/---

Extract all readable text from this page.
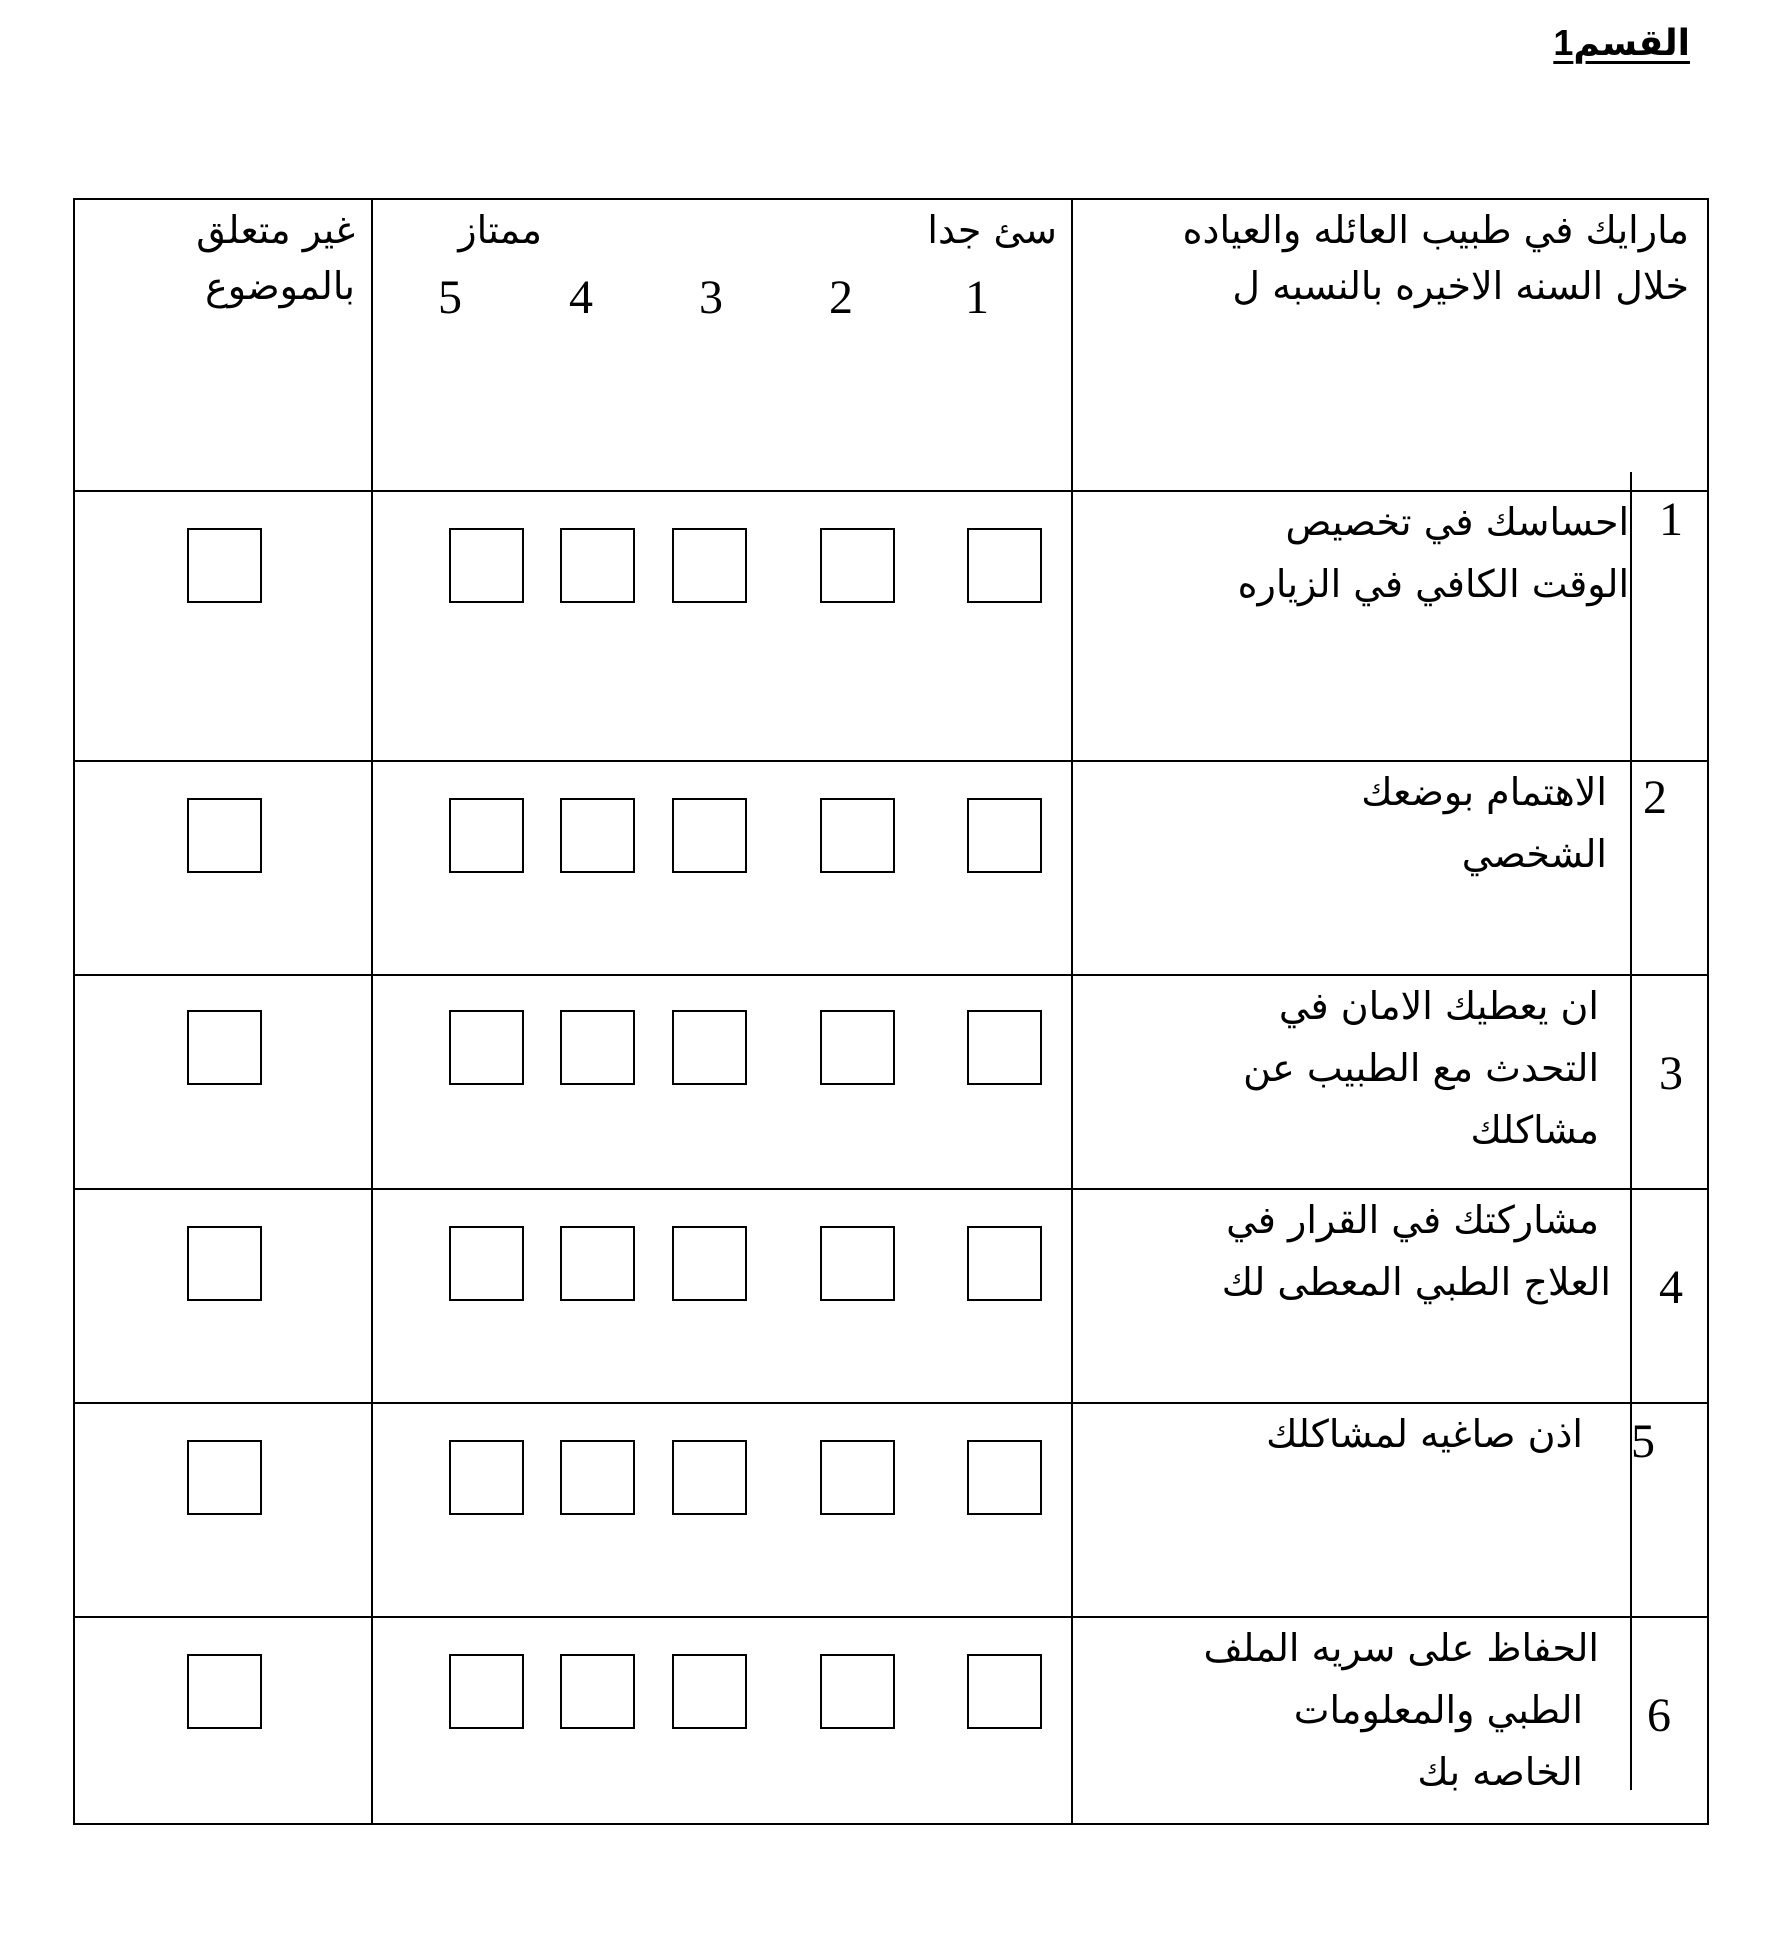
القسم1
مارايك في طبيب العائله والعياده
خلال السنه الاخيره بالنسبه ل
سئ جدا
ممتاز
1
2
3
4
5
غير متعلق
بالموضوع
1
احساسك في تخصيص
الوقت الكافي في الزياره
2
الاهتمام بوضعك
الشخصي
3
ان يعطيك الامان في
التحدث مع الطبيب عن
مشاكلك
4
مشاركتك في القرار في
العلاج الطبي المعطى لك
5
اذن صاغيه لمشاكلك
6
الحفاظ على سريه الملف
الطبي والمعلومات
الخاصه بك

\---

* _Exercise directions_
Write out the full set of lines verbatim, without the pictures.

* _Solution to the exercise_
Extract all readable text from this page.
القسم1
مارايك في طبيب العائله والعياده
خلال السنه الاخيره بالنسبه ل
سئ جدا
ممتاز
1
2
3
4
5
غير متعلق
بالموضوع
1
احساسك في تخصيص
الوقت الكافي في الزياره
2
الاهتمام بوضعك
الشخصي
3
ان يعطيك الامان في
التحدث مع الطبيب عن
مشاكلك
4
مشاركتك في القرار في
العلاج الطبي المعطى لك
5
اذن صاغيه لمشاكلك
6
الحفاظ على سريه الملف
الطبي والمعلومات
الخاصه بك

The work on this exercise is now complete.